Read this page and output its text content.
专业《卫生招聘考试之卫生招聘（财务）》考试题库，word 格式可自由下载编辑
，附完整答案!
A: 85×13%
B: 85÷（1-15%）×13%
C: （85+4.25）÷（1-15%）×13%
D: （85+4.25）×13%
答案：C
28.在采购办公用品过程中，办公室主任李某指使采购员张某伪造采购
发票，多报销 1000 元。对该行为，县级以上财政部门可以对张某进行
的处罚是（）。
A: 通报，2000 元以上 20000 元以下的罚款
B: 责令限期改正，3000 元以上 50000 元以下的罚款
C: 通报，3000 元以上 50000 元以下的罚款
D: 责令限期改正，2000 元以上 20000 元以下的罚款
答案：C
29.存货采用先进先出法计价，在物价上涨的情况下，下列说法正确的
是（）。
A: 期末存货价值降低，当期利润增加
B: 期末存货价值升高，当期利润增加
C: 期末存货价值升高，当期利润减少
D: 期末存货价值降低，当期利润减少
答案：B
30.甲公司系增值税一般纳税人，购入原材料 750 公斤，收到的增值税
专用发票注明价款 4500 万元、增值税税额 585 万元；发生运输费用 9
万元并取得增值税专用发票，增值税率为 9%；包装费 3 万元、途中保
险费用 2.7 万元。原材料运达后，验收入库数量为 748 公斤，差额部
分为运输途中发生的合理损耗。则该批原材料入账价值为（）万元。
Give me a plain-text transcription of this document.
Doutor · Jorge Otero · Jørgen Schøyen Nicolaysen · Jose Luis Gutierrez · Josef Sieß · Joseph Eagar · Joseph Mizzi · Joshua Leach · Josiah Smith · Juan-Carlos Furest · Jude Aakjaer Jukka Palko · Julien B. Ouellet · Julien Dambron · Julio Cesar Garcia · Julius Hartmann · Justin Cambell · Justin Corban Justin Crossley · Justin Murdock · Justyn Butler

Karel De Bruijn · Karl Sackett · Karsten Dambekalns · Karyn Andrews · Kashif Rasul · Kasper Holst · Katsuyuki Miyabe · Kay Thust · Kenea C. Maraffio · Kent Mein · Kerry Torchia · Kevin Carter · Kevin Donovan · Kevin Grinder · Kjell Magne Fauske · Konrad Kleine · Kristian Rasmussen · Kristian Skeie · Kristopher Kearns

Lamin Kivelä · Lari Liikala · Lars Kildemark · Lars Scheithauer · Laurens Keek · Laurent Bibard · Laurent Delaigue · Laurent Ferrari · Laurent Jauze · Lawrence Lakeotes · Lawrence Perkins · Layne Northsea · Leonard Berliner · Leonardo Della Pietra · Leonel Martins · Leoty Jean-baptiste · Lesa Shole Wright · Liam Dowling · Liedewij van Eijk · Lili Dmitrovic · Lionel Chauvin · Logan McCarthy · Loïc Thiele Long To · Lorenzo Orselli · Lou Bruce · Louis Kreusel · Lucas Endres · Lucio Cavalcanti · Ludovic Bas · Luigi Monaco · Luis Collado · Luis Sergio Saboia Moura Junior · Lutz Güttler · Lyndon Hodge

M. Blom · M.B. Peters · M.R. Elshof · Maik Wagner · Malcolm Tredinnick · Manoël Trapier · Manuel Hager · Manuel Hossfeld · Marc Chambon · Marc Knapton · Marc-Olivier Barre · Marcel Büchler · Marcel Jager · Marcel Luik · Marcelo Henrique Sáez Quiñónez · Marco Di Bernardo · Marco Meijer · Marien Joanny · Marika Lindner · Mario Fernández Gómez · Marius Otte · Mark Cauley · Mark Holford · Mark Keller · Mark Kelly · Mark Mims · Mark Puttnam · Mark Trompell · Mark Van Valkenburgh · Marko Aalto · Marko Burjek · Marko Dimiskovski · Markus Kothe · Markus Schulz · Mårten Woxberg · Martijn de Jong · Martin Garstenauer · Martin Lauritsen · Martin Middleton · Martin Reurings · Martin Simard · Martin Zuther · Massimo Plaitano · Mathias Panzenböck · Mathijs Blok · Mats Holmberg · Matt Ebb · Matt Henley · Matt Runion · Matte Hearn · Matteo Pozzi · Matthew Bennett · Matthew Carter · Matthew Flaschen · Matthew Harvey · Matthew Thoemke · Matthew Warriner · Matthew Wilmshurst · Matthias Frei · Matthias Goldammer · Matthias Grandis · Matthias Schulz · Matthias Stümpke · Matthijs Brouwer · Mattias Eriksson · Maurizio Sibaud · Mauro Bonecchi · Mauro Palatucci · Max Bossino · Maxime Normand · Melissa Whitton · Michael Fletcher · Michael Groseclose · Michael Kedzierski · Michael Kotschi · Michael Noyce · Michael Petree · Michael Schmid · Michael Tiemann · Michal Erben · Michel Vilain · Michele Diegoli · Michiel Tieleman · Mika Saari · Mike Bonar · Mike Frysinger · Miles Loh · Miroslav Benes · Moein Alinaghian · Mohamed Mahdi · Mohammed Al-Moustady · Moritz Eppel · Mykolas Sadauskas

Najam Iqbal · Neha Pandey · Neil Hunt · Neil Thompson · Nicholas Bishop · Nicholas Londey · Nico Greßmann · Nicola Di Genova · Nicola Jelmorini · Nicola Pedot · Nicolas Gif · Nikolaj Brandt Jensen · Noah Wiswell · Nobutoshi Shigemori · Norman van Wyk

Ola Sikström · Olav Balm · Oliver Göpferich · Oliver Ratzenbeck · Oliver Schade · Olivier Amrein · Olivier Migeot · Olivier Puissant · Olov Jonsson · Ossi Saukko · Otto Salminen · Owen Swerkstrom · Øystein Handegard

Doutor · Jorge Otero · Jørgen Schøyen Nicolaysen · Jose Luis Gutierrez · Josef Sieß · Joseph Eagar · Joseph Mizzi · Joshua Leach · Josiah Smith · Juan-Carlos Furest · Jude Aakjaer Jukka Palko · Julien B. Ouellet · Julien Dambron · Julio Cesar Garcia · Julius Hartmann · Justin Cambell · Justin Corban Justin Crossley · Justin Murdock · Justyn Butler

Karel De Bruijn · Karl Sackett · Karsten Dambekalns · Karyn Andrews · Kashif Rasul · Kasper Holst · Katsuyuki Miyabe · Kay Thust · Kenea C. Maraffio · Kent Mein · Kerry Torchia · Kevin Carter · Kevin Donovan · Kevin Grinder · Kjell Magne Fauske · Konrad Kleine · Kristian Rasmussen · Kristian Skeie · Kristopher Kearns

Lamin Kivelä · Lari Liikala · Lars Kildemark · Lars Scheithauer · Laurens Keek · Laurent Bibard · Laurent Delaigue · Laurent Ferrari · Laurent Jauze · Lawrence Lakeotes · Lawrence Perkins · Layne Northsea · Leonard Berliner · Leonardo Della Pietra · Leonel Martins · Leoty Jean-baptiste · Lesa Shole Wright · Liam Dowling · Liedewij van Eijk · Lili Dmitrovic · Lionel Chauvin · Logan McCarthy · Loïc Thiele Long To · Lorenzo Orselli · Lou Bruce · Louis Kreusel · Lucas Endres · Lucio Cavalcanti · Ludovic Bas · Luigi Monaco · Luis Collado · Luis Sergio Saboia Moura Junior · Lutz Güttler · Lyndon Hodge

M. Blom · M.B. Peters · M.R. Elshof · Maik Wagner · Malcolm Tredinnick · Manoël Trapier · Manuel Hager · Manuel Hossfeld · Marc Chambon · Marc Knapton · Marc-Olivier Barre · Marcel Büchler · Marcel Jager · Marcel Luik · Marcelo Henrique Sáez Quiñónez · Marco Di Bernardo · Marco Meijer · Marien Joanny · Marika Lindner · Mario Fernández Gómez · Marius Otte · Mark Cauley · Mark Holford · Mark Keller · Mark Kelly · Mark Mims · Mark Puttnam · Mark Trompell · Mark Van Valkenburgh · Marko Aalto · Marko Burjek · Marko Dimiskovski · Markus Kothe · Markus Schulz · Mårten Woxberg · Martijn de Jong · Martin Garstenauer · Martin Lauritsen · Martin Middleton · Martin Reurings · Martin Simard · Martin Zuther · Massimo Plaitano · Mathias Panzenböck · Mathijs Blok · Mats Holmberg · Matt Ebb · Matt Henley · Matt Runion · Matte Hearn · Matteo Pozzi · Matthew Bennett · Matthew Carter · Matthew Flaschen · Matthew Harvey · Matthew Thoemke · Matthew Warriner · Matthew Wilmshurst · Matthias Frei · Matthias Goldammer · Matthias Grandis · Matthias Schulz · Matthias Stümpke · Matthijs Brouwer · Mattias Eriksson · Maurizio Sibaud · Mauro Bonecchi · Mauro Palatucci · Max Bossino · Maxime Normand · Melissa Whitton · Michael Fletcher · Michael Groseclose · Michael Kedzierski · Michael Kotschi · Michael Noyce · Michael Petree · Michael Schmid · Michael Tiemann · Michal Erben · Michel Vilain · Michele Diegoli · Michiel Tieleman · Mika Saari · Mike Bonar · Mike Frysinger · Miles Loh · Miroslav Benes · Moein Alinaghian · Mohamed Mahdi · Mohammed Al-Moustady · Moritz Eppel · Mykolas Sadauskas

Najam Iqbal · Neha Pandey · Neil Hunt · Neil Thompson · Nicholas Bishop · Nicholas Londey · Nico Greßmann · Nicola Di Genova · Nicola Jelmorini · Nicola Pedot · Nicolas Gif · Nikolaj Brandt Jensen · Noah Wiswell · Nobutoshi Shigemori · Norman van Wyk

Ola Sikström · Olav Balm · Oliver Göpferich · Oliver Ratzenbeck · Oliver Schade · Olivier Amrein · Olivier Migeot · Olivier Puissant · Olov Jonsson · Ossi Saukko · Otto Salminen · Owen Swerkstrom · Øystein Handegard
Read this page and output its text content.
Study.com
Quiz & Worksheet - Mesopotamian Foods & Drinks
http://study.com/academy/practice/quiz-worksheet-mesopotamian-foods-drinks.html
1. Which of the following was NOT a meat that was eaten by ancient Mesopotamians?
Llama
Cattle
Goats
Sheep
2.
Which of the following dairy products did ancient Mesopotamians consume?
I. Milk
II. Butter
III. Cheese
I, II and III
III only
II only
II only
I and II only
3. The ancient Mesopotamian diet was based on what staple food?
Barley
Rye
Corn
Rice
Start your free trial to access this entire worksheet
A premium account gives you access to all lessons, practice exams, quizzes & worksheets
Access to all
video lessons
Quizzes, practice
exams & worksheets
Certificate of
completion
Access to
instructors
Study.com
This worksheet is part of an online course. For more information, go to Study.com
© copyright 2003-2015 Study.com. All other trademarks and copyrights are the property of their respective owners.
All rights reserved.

→ Given request
Among the entries above, how many lines hold the word "期末存货价值升高"? Reply with only that number.

→ The result
2